**Written request**: All of the data needs to be repeated exactly.

**Stored records**:
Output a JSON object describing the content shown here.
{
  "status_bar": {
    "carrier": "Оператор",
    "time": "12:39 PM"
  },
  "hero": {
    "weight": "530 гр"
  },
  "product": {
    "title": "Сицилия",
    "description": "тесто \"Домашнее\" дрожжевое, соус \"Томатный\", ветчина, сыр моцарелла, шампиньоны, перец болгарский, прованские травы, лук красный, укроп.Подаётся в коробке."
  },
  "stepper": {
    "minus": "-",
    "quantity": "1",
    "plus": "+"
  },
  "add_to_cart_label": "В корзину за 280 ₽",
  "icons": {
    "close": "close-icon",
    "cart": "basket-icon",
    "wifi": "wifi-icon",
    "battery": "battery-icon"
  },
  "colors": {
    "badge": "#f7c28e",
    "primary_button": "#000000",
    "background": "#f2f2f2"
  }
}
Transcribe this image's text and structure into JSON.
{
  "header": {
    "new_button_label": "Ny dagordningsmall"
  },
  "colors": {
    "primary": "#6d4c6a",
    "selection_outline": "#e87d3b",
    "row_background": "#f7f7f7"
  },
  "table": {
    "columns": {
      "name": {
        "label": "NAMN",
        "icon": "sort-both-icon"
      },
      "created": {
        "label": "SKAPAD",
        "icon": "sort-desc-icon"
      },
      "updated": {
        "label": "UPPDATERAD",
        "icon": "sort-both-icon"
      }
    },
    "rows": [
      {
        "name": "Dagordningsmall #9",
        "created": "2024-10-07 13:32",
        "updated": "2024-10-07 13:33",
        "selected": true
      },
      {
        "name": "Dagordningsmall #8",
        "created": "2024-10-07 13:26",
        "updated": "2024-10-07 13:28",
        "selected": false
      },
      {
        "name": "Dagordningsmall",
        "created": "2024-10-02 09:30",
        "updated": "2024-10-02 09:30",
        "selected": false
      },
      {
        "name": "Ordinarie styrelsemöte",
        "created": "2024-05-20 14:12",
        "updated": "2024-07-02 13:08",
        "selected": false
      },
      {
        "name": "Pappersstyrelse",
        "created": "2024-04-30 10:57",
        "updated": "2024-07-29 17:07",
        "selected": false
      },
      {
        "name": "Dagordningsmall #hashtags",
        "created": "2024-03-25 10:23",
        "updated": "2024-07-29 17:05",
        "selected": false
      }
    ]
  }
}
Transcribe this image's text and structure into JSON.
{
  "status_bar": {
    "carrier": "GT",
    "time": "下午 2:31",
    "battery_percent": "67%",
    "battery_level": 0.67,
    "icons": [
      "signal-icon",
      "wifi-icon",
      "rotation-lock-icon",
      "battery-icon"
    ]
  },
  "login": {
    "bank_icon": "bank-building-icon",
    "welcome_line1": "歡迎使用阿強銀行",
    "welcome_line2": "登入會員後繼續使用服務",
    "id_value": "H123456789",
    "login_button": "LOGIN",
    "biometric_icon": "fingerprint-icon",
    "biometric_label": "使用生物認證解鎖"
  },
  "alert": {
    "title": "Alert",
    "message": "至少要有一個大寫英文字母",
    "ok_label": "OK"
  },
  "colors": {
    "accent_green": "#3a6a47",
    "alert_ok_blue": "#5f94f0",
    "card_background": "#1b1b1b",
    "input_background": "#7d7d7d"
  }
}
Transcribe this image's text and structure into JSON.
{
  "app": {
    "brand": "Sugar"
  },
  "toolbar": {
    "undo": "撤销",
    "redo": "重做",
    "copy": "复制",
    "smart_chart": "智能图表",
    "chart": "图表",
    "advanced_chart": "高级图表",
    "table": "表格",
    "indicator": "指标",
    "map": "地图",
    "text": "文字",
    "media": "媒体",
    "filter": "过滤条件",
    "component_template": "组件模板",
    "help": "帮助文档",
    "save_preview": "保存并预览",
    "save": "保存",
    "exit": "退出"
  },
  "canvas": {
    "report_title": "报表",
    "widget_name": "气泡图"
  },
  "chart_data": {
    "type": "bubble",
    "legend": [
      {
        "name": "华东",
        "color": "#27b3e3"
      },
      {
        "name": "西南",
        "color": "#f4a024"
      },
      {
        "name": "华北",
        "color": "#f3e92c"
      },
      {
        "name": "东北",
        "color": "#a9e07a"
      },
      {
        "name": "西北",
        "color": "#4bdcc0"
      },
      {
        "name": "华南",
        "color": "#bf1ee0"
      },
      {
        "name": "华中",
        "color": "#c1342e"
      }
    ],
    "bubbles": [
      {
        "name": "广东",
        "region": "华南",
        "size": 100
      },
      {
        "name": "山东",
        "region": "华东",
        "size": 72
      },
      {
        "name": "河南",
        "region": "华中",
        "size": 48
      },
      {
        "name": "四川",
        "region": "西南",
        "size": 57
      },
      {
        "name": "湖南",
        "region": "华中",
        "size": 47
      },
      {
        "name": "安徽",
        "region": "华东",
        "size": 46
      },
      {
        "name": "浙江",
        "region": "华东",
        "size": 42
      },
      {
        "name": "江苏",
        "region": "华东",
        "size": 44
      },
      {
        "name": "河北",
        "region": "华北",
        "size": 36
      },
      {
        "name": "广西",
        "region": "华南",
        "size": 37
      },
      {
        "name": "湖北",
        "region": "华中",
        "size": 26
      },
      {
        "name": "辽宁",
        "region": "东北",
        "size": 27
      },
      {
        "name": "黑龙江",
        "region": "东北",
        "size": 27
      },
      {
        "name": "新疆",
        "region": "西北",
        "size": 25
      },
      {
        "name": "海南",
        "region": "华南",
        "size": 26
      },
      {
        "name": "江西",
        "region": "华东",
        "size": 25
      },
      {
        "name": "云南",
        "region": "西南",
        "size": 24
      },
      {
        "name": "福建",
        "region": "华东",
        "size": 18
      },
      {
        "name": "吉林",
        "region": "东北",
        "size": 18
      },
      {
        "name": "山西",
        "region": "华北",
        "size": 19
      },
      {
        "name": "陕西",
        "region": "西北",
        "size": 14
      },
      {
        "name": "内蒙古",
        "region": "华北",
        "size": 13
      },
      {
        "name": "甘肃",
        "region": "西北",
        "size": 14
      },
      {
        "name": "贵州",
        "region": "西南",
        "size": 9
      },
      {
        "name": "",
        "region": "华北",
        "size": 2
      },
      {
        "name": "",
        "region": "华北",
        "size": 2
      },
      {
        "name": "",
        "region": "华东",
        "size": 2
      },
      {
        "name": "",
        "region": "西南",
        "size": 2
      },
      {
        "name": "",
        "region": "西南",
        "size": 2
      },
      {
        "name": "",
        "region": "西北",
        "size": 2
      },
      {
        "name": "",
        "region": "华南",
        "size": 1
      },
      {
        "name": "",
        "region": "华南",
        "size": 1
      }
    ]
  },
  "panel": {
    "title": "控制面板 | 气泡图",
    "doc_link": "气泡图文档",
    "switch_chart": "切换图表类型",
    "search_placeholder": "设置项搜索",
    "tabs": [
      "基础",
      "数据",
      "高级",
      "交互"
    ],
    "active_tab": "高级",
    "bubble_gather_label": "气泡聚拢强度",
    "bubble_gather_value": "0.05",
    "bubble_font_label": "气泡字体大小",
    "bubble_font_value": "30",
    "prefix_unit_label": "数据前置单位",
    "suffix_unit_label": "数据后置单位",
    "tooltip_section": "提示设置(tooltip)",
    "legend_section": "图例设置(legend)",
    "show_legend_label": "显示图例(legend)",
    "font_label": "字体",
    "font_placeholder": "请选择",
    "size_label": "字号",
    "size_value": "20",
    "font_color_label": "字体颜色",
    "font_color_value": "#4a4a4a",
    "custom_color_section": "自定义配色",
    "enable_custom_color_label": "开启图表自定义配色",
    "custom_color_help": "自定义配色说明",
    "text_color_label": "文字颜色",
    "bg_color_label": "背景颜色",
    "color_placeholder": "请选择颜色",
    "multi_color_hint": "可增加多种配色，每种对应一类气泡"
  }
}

**Written response**:
Output a JSON object describing the content shown here.
{
  "status_bar": {
    "carrier": "Оператор",
    "time": "12:39 PM"
  },
  "hero": {
    "weight": "530 гр"
  },
  "product": {
    "title": "Сицилия",
    "description": "тесто \"Домашнее\" дрожжевое, соус \"Томатный\", ветчина, сыр моцарелла, шампиньоны, перец болгарский, прованские травы, лук красный, укроп.Подаётся в коробке."
  },
  "stepper": {
    "minus": "-",
    "quantity": "1",
    "plus": "+"
  },
  "add_to_cart_label": "В корзину за 280 ₽",
  "icons": {
    "close": "close-icon",
    "cart": "basket-icon",
    "wifi": "wifi-icon",
    "battery": "battery-icon"
  },
  "colors": {
    "badge": "#f7c28e",
    "primary_button": "#000000",
    "background": "#f2f2f2"
  }
}
Transcribe this image's text and structure into JSON.
{
  "header": {
    "new_button_label": "Ny dagordningsmall"
  },
  "colors": {
    "primary": "#6d4c6a",
    "selection_outline": "#e87d3b",
    "row_background": "#f7f7f7"
  },
  "table": {
    "columns": {
      "name": {
        "label": "NAMN",
        "icon": "sort-both-icon"
      },
      "created": {
        "label": "SKAPAD",
        "icon": "sort-desc-icon"
      },
      "updated": {
        "label": "UPPDATERAD",
        "icon": "sort-both-icon"
      }
    },
    "rows": [
      {
        "name": "Dagordningsmall #9",
        "created": "2024-10-07 13:32",
        "updated": "2024-10-07 13:33",
        "selected": true
      },
      {
        "name": "Dagordningsmall #8",
        "created": "2024-10-07 13:26",
        "updated": "2024-10-07 13:28",
        "selected": false
      },
      {
        "name": "Dagordningsmall",
        "created": "2024-10-02 09:30",
        "updated": "2024-10-02 09:30",
        "selected": false
      },
      {
        "name": "Ordinarie styrelsemöte",
        "created": "2024-05-20 14:12",
        "updated": "2024-07-02 13:08",
        "selected": false
      },
      {
        "name": "Pappersstyrelse",
        "created": "2024-04-30 10:57",
        "updated": "2024-07-29 17:07",
        "selected": false
      },
      {
        "name": "Dagordningsmall #hashtags",
        "created": "2024-03-25 10:23",
        "updated": "2024-07-29 17:05",
        "selected": false
      }
    ]
  }
}
Transcribe this image's text and structure into JSON.
{
  "status_bar": {
    "carrier": "GT",
    "time": "下午 2:31",
    "battery_percent": "67%",
    "battery_level": 0.67,
    "icons": [
      "signal-icon",
      "wifi-icon",
      "rotation-lock-icon",
      "battery-icon"
    ]
  },
  "login": {
    "bank_icon": "bank-building-icon",
    "welcome_line1": "歡迎使用阿強銀行",
    "welcome_line2": "登入會員後繼續使用服務",
    "id_value": "H123456789",
    "login_button": "LOGIN",
    "biometric_icon": "fingerprint-icon",
    "biometric_label": "使用生物認證解鎖"
  },
  "alert": {
    "title": "Alert",
    "message": "至少要有一個大寫英文字母",
    "ok_label": "OK"
  },
  "colors": {
    "accent_green": "#3a6a47",
    "alert_ok_blue": "#5f94f0",
    "card_background": "#1b1b1b",
    "input_background": "#7d7d7d"
  }
}
Transcribe this image's text and structure into JSON.
{
  "app": {
    "brand": "Sugar"
  },
  "toolbar": {
    "undo": "撤销",
    "redo": "重做",
    "copy": "复制",
    "smart_chart": "智能图表",
    "chart": "图表",
    "advanced_chart": "高级图表",
    "table": "表格",
    "indicator": "指标",
    "map": "地图",
    "text": "文字",
    "media": "媒体",
    "filter": "过滤条件",
    "component_template": "组件模板",
    "help": "帮助文档",
    "save_preview": "保存并预览",
    "save": "保存",
    "exit": "退出"
  },
  "canvas": {
    "report_title": "报表",
    "widget_name": "气泡图"
  },
  "chart_data": {
    "type": "bubble",
    "legend": [
      {
        "name": "华东",
        "color": "#27b3e3"
      },
      {
        "name": "西南",
        "color": "#f4a024"
      },
      {
        "name": "华北",
        "color": "#f3e92c"
      },
      {
        "name": "东北",
        "color": "#a9e07a"
      },
      {
        "name": "西北",
        "color": "#4bdcc0"
      },
      {
        "name": "华南",
        "color": "#bf1ee0"
      },
      {
        "name": "华中",
        "color": "#c1342e"
      }
    ],
    "bubbles": [
      {
        "name": "广东",
        "region": "华南",
        "size": 100
      },
      {
        "name": "山东",
        "region": "华东",
        "size": 72
      },
      {
        "name": "河南",
        "region": "华中",
        "size": 48
      },
      {
        "name": "四川",
        "region": "西南",
        "size": 57
      },
      {
        "name": "湖南",
        "region": "华中",
        "size": 47
      },
      {
        "name": "安徽",
        "region": "华东",
        "size": 46
      },
      {
        "name": "浙江",
        "region": "华东",
        "size": 42
      },
      {
        "name": "江苏",
        "region": "华东",
        "size": 44
      },
      {
        "name": "河北",
        "region": "华北",
        "size": 36
      },
      {
        "name": "广西",
        "region": "华南",
        "size": 37
      },
      {
        "name": "湖北",
        "region": "华中",
        "size": 26
      },
      {
        "name": "辽宁",
        "region": "东北",
        "size": 27
      },
      {
        "name": "黑龙江",
        "region": "东北",
        "size": 27
      },
      {
        "name": "新疆",
        "region": "西北",
        "size": 25
      },
      {
        "name": "海南",
        "region": "华南",
        "size": 26
      },
      {
        "name": "江西",
        "region": "华东",
        "size": 25
      },
      {
        "name": "云南",
        "region": "西南",
        "size": 24
      },
      {
        "name": "福建",
        "region": "华东",
        "size": 18
      },
      {
        "name": "吉林",
        "region": "东北",
        "size": 18
      },
      {
        "name": "山西",
        "region": "华北",
        "size": 19
      },
      {
        "name": "陕西",
        "region": "西北",
        "size": 14
      },
      {
        "name": "内蒙古",
        "region": "华北",
        "size": 13
      },
      {
        "name": "甘肃",
        "region": "西北",
        "size": 14
      },
      {
        "name": "贵州",
        "region": "西南",
        "size": 9
      },
      {
        "name": "",
        "region": "华北",
        "size": 2
      },
      {
        "name": "",
        "region": "华北",
        "size": 2
      },
      {
        "name": "",
        "region": "华东",
        "size": 2
      },
      {
        "name": "",
        "region": "西南",
        "size": 2
      },
      {
        "name": "",
        "region": "西南",
        "size": 2
      },
      {
        "name": "",
        "region": "西北",
        "size": 2
      },
      {
        "name": "",
        "region": "华南",
        "size": 1
      },
      {
        "name": "",
        "region": "华南",
        "size": 1
      }
    ]
  },
  "panel": {
    "title": "控制面板 | 气泡图",
    "doc_link": "气泡图文档",
    "switch_chart": "切换图表类型",
    "search_placeholder": "设置项搜索",
    "tabs": [
      "基础",
      "数据",
      "高级",
      "交互"
    ],
    "active_tab": "高级",
    "bubble_gather_label": "气泡聚拢强度",
    "bubble_gather_value": "0.05",
    "bubble_font_label": "气泡字体大小",
    "bubble_font_value": "30",
    "prefix_unit_label": "数据前置单位",
    "suffix_unit_label": "数据后置单位",
    "tooltip_section": "提示设置(tooltip)",
    "legend_section": "图例设置(legend)",
    "show_legend_label": "显示图例(legend)",
    "font_label": "字体",
    "font_placeholder": "请选择",
    "size_label": "字号",
    "size_value": "20",
    "font_color_label": "字体颜色",
    "font_color_value": "#4a4a4a",
    "custom_color_section": "自定义配色",
    "enable_custom_color_label": "开启图表自定义配色",
    "custom_color_help": "自定义配色说明",
    "text_color_label": "文字颜色",
    "bg_color_label": "背景颜色",
    "color_placeholder": "请选择颜色",
    "multi_color_hint": "可增加多种配色，每种对应一类气泡"
  }
}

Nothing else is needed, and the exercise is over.